[Stored data entries]
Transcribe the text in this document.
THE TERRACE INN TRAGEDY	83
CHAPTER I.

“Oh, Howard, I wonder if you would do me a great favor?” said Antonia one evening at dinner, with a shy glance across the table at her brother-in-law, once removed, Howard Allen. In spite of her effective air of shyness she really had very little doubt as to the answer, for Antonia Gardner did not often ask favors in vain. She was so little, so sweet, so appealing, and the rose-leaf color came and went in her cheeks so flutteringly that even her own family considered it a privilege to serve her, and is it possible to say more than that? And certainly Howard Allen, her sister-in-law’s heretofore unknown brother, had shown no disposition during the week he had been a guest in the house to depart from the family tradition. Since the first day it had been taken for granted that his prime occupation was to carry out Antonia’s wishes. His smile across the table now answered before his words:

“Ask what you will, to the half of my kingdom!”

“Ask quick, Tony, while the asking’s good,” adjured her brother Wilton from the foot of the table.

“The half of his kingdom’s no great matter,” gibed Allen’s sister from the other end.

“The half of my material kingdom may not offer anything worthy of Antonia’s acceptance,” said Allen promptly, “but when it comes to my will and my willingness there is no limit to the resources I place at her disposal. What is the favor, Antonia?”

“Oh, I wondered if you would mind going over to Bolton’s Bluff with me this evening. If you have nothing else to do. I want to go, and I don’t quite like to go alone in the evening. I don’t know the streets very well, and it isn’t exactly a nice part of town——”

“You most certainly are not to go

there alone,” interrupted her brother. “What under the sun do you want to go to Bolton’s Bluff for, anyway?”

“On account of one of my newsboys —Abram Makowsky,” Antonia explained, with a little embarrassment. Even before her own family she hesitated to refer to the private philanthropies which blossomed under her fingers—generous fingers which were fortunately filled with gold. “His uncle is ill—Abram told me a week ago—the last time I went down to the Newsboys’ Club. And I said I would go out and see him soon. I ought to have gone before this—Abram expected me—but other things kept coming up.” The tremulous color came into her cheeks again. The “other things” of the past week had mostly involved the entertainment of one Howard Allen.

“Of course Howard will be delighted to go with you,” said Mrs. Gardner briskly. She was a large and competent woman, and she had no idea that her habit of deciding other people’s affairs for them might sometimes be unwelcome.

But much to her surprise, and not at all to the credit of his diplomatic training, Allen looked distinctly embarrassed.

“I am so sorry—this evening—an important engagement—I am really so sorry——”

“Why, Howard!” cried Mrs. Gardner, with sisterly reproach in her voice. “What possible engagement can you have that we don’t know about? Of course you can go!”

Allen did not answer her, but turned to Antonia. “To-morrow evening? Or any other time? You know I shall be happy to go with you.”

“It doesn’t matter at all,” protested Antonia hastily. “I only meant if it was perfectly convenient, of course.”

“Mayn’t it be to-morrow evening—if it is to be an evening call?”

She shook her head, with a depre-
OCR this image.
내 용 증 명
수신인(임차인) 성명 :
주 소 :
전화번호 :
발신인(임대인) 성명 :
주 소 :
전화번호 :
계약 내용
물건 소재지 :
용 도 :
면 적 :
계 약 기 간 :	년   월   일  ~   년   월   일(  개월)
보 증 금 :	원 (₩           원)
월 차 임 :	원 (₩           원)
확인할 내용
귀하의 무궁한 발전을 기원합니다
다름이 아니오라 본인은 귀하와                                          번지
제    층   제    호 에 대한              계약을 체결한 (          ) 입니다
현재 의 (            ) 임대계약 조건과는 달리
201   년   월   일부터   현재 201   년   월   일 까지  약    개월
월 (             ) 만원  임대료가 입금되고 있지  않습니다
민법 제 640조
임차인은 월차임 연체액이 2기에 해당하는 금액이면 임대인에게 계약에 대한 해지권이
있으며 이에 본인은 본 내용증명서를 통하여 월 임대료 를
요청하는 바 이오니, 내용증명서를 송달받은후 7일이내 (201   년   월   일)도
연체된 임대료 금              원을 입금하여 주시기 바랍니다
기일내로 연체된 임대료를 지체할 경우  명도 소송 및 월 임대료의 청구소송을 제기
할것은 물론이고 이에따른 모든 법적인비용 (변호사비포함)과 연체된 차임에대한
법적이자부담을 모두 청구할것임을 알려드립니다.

- [WORK INSTRUCTIONS]:
Take the data above and return it exactly.

- [TASK OUTPUT]:
Transcribe the text in this document.
THE TERRACE INN TRAGEDY	83
CHAPTER I.

“Oh, Howard, I wonder if you would do me a great favor?” said Antonia one evening at dinner, with a shy glance across the table at her brother-in-law, once removed, Howard Allen. In spite of her effective air of shyness she really had very little doubt as to the answer, for Antonia Gardner did not often ask favors in vain. She was so little, so sweet, so appealing, and the rose-leaf color came and went in her cheeks so flutteringly that even her own family considered it a privilege to serve her, and is it possible to say more than that? And certainly Howard Allen, her sister-in-law’s heretofore unknown brother, had shown no disposition during the week he had been a guest in the house to depart from the family tradition. Since the first day it had been taken for granted that his prime occupation was to carry out Antonia’s wishes. His smile across the table now answered before his words:

“Ask what you will, to the half of my kingdom!”

“Ask quick, Tony, while the asking’s good,” adjured her brother Wilton from the foot of the table.

“The half of his kingdom’s no great matter,” gibed Allen’s sister from the other end.

“The half of my material kingdom may not offer anything worthy of Antonia’s acceptance,” said Allen promptly, “but when it comes to my will and my willingness there is no limit to the resources I place at her disposal. What is the favor, Antonia?”

“Oh, I wondered if you would mind going over to Bolton’s Bluff with me this evening. If you have nothing else to do. I want to go, and I don’t quite like to go alone in the evening. I don’t know the streets very well, and it isn’t exactly a nice part of town——”

“You most certainly are not to go

there alone,” interrupted her brother. “What under the sun do you want to go to Bolton’s Bluff for, anyway?”

“On account of one of my newsboys —Abram Makowsky,” Antonia explained, with a little embarrassment. Even before her own family she hesitated to refer to the private philanthropies which blossomed under her fingers—generous fingers which were fortunately filled with gold. “His uncle is ill—Abram told me a week ago—the last time I went down to the Newsboys’ Club. And I said I would go out and see him soon. I ought to have gone before this—Abram expected me—but other things kept coming up.” The tremulous color came into her cheeks again. The “other things” of the past week had mostly involved the entertainment of one Howard Allen.

“Of course Howard will be delighted to go with you,” said Mrs. Gardner briskly. She was a large and competent woman, and she had no idea that her habit of deciding other people’s affairs for them might sometimes be unwelcome.

But much to her surprise, and not at all to the credit of his diplomatic training, Allen looked distinctly embarrassed.

“I am so sorry—this evening—an important engagement—I am really so sorry——”

“Why, Howard!” cried Mrs. Gardner, with sisterly reproach in her voice. “What possible engagement can you have that we don’t know about? Of course you can go!”

Allen did not answer her, but turned to Antonia. “To-morrow evening? Or any other time? You know I shall be happy to go with you.”

“It doesn’t matter at all,” protested Antonia hastily. “I only meant if it was perfectly convenient, of course.”

“Mayn’t it be to-morrow evening—if it is to be an evening call?”

She shook her head, with a depre-
OCR this image.
내 용 증 명
수신인(임차인) 성명 :
주 소 :
전화번호 :
발신인(임대인) 성명 :
주 소 :
전화번호 :
계약 내용
물건 소재지 :
용 도 :
면 적 :
계 약 기 간 :	년   월   일  ~   년   월   일(  개월)
보 증 금 :	원 (₩           원)
월 차 임 :	원 (₩           원)
확인할 내용
귀하의 무궁한 발전을 기원합니다
다름이 아니오라 본인은 귀하와                                          번지
제    층   제    호 에 대한              계약을 체결한 (          ) 입니다
현재 의 (            ) 임대계약 조건과는 달리
201   년   월   일부터   현재 201   년   월   일 까지  약    개월
월 (             ) 만원  임대료가 입금되고 있지  않습니다
민법 제 640조
임차인은 월차임 연체액이 2기에 해당하는 금액이면 임대인에게 계약에 대한 해지권이
있으며 이에 본인은 본 내용증명서를 통하여 월 임대료 를
요청하는 바 이오니, 내용증명서를 송달받은후 7일이내 (201   년   월   일)도
연체된 임대료 금              원을 입금하여 주시기 바랍니다
기일내로 연체된 임대료를 지체할 경우  명도 소송 및 월 임대료의 청구소송을 제기
할것은 물론이고 이에따른 모든 법적인비용 (변호사비포함)과 연체된 차임에대한
법적이자부담을 모두 청구할것임을 알려드립니다.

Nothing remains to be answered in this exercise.